§ TASK BRIEF:
Copy every line of the listing below word for word, but leave the pictures out of your answer.

[Saved data entries]
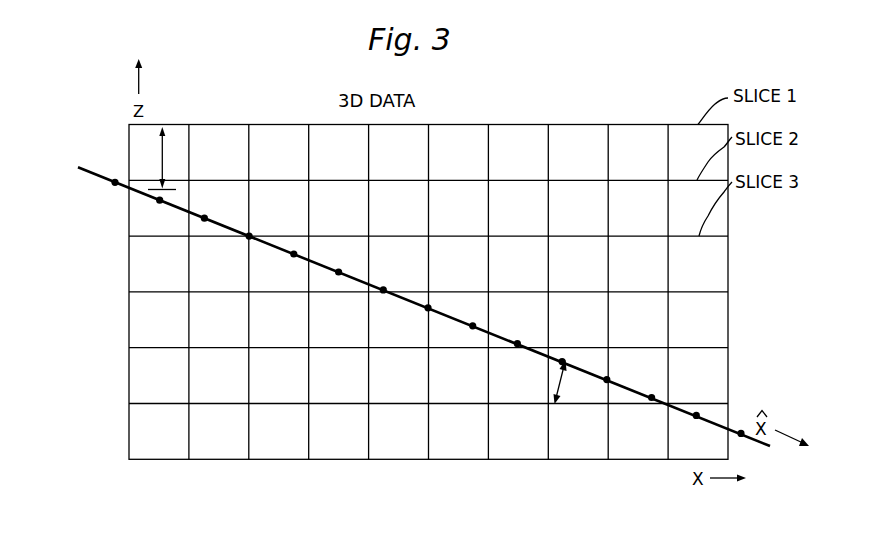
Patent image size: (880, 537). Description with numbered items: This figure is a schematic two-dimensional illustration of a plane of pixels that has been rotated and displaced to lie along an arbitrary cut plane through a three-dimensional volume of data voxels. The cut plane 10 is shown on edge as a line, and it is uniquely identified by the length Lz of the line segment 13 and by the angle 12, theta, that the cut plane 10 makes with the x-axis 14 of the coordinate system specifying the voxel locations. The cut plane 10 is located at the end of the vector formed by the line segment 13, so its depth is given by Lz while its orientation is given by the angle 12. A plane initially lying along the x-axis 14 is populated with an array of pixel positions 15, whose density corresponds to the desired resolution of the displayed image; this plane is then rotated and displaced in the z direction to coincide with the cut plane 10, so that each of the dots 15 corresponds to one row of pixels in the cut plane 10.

The cut plane 10 is at (95, 178).
The angle 12 is at (553, 382).
The line segment 13 is at (170, 168).
The x-axis 14 is at (513, 125).
The pixel positions 15 is at (113, 188).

§ RESULT FOR THIS TASK:
Patent image size: (880, 537). Description with numbered items: This figure is a schematic two-dimensional illustration of a plane of pixels that has been rotated and displaced to lie along an arbitrary cut plane through a three-dimensional volume of data voxels. The cut plane 10 is shown on edge as a line, and it is uniquely identified by the length Lz of the line segment 13 and by the angle 12, theta, that the cut plane 10 makes with the x-axis 14 of the coordinate system specifying the voxel locations. The cut plane 10 is located at the end of the vector formed by the line segment 13, so its depth is given by Lz while its orientation is given by the angle 12. A plane initially lying along the x-axis 14 is populated with an array of pixel positions 15, whose density corresponds to the desired resolution of the displayed image; this plane is then rotated and displaced in the z direction to coincide with the cut plane 10, so that each of the dots 15 corresponds to one row of pixels in the cut plane 10.

The cut plane 10 is at (95, 178).
The angle 12 is at (553, 382).
The line segment 13 is at (170, 168).
The x-axis 14 is at (513, 125).
The pixel positions 15 is at (113, 188).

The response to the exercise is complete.